** Start Given data **
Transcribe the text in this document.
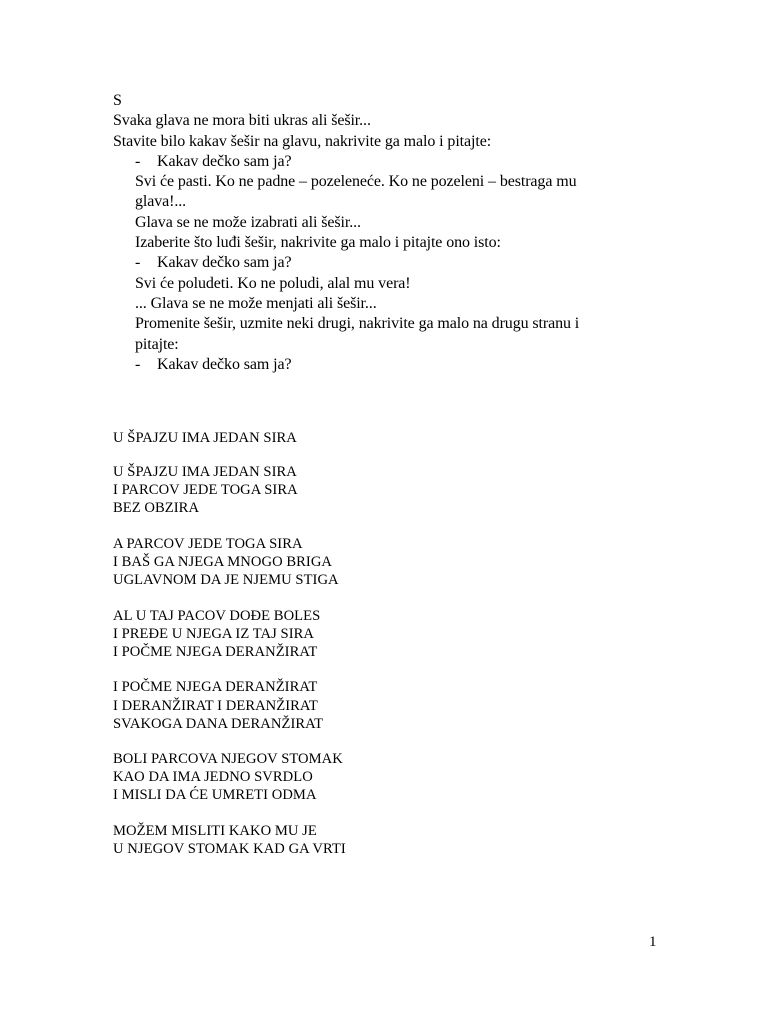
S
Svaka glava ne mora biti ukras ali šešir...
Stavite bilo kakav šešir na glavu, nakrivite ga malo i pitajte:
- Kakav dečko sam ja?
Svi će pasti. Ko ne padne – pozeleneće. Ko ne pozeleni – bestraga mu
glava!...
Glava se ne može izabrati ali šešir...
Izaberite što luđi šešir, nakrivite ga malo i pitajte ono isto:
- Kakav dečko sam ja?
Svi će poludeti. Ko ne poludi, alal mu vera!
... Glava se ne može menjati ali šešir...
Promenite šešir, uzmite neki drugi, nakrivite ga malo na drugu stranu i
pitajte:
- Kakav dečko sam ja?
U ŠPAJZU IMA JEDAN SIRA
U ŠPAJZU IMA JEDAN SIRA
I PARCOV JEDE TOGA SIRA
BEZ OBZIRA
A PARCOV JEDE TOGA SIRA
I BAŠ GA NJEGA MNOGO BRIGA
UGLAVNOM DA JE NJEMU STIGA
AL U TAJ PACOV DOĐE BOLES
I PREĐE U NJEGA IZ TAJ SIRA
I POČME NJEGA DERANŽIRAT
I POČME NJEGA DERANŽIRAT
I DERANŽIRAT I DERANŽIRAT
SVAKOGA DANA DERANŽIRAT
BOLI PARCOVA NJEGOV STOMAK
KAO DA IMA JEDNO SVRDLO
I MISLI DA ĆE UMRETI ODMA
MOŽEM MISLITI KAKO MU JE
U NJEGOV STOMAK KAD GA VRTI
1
** End Given data **
** Start Given data **
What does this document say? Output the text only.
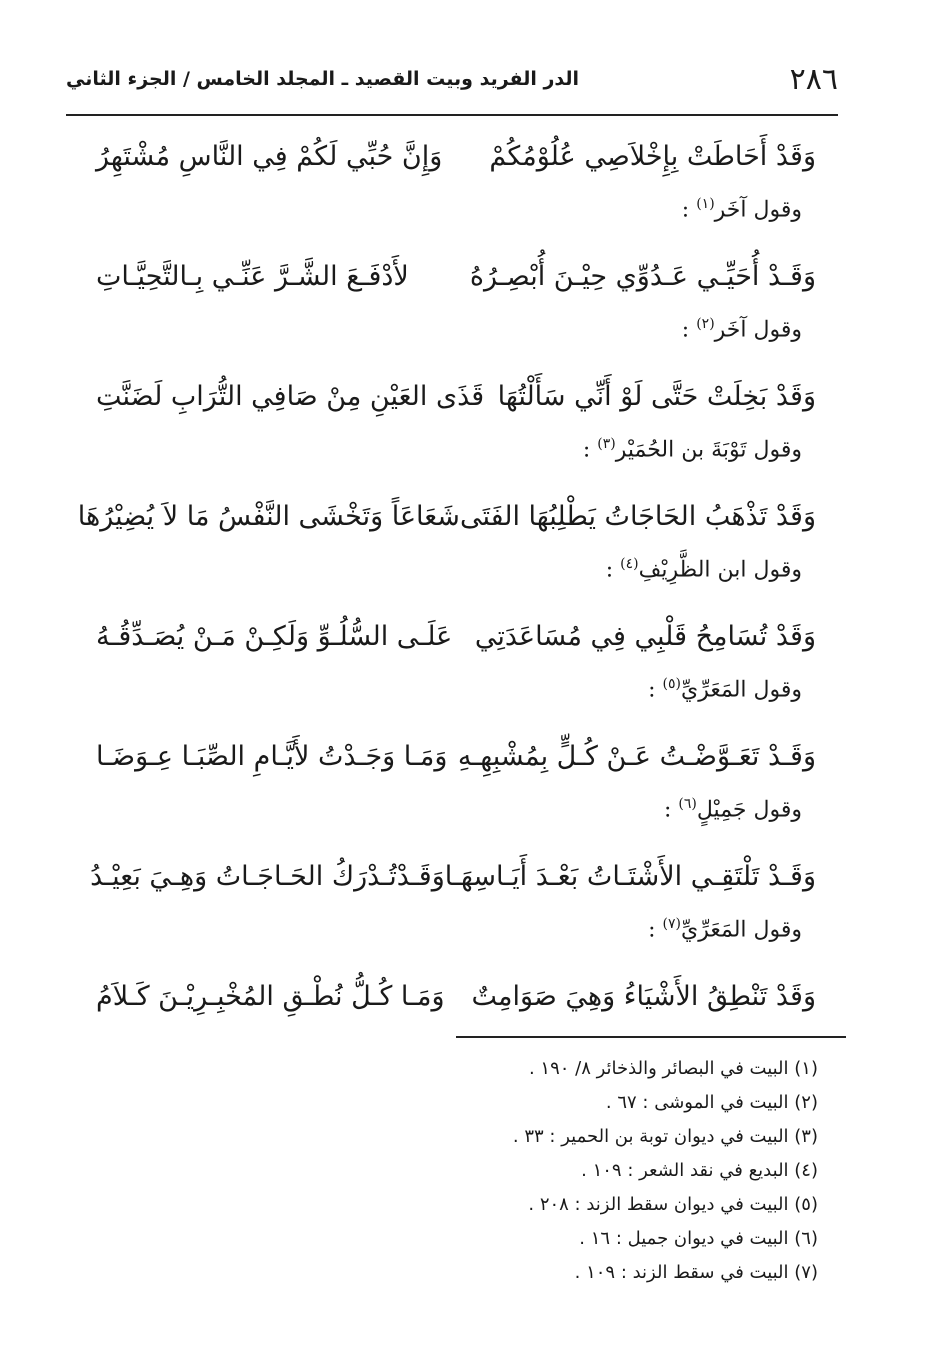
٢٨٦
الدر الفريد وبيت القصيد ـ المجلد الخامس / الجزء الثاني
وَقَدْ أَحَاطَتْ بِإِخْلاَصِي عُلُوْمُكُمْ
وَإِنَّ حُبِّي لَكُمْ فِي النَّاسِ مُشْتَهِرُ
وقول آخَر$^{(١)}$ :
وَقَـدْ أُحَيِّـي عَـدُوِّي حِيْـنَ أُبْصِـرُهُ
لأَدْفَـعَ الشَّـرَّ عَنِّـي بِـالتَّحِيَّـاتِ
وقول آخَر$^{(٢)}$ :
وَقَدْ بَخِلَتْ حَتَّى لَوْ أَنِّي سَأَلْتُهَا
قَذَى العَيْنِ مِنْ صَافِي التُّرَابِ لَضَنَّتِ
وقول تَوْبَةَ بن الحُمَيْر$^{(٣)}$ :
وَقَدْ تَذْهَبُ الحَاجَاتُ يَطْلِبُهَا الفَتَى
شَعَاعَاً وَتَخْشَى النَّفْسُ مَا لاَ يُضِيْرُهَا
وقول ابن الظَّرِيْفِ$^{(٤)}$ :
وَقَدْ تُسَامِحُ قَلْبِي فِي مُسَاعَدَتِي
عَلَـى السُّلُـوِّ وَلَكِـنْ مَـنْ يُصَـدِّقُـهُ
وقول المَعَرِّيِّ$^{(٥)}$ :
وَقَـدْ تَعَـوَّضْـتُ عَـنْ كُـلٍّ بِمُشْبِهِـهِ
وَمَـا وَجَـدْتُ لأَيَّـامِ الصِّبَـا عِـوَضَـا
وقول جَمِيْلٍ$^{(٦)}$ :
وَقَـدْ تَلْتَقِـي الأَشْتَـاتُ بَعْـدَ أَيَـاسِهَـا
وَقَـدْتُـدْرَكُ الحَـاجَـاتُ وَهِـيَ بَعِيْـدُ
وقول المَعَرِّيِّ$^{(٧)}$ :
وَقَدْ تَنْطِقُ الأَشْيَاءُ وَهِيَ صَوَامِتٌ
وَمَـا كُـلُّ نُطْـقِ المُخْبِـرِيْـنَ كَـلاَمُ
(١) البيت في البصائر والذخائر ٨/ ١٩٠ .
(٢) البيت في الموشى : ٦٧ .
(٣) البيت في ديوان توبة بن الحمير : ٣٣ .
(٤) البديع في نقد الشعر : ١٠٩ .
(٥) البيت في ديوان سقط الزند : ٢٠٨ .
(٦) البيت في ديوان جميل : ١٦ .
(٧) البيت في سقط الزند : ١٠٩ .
** End Given data **
** Start Given data **
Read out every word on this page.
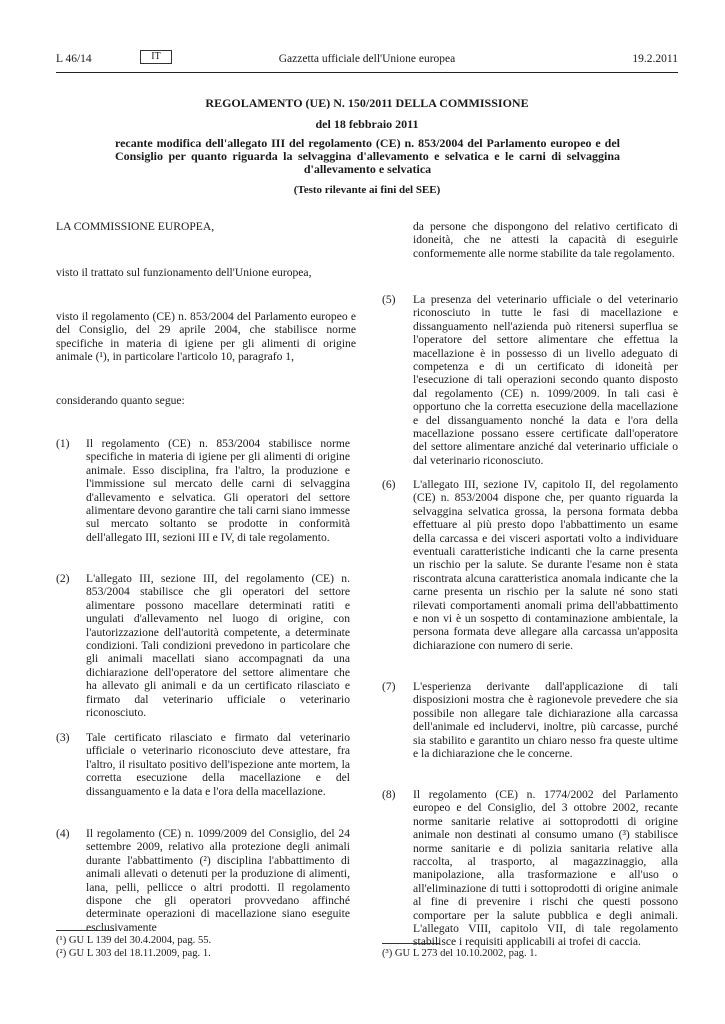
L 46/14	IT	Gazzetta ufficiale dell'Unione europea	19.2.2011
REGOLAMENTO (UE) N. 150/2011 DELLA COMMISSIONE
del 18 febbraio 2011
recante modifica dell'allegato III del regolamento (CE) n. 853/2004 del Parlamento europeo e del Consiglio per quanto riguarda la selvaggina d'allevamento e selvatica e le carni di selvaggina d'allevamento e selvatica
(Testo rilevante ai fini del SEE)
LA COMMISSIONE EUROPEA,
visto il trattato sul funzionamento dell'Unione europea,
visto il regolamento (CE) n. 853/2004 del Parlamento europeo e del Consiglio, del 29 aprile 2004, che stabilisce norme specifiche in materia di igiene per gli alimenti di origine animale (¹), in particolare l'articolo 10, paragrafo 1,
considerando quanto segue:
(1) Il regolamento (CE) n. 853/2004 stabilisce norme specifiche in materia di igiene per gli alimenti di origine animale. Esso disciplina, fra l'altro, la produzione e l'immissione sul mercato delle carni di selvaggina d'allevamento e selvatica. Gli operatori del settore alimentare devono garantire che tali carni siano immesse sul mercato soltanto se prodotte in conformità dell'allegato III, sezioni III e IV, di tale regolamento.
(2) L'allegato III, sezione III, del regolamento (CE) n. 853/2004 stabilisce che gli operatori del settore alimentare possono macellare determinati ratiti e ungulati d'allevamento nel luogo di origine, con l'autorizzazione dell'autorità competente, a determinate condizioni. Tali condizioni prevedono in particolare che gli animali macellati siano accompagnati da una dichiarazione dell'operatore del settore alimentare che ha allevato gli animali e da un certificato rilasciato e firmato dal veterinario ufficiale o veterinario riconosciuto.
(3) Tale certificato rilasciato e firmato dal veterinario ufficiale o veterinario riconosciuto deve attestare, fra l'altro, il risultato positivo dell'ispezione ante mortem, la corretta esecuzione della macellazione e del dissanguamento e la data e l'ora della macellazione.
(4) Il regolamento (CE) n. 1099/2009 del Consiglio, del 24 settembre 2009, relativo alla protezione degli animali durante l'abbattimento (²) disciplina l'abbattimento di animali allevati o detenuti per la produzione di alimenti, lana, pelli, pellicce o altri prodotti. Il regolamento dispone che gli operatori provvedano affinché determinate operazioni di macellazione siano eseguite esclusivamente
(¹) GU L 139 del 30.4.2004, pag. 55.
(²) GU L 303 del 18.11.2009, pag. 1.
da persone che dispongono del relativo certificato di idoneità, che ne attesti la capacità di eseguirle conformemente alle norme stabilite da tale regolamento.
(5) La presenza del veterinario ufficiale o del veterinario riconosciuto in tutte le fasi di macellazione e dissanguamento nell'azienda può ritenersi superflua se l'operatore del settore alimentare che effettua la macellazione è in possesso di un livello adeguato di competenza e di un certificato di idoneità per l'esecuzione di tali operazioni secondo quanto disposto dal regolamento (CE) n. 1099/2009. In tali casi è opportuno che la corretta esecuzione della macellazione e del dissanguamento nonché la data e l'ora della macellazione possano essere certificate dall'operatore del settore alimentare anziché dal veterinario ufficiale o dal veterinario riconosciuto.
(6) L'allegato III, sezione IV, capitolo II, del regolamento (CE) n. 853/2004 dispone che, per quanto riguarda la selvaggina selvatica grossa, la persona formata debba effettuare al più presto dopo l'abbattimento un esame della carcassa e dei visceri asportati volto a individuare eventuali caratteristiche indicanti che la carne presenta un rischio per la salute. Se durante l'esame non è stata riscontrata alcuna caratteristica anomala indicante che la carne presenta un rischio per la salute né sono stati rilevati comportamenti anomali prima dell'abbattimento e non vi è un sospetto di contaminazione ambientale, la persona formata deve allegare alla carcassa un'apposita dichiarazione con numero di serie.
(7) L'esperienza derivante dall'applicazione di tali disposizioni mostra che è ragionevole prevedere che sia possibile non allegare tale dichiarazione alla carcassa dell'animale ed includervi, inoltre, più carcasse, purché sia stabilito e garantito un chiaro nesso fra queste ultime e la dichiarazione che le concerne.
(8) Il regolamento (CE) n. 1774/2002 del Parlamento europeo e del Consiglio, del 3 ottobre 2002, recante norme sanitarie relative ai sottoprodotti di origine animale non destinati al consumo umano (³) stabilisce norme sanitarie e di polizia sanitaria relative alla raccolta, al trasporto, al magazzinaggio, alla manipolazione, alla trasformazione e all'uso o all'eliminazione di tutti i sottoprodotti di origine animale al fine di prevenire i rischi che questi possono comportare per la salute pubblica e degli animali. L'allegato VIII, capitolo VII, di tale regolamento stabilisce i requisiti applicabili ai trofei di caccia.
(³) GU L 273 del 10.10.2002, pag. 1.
** End Given data **
Exercise aim
Pull out the lines above in which the word "carcassa" appears.

Exercise result
(6) L'allegato III, sezione IV, capitolo II, del regolamento (CE) n. 853/2004 dispone che, per quanto riguarda la selvaggina selvatica grossa, la persona formata debba effettuare al più presto dopo l'abbattimento un esame della carcassa e dei visceri asportati volto a individuare eventuali caratteristiche indicanti che la carne presenta un rischio per la salute. Se durante l'esame non è stata riscontrata alcuna caratteristica anomala indicante che la carne presenta un rischio per la salute né sono stati rilevati comportamenti anomali prima dell'abbattimento e non vi è un sospetto di contaminazione ambientale, la persona formata deve allegare alla carcassa un'apposita dichiarazione con numero di serie.
(7) L'esperienza derivante dall'applicazione di tali disposizioni mostra che è ragionevole prevedere che sia possibile non allegare tale dichiarazione alla carcassa dell'animale ed includervi, inoltre, più carcasse, purché sia stabilito e garantito un chiaro nesso fra queste ultime e la dichiarazione che le concerne.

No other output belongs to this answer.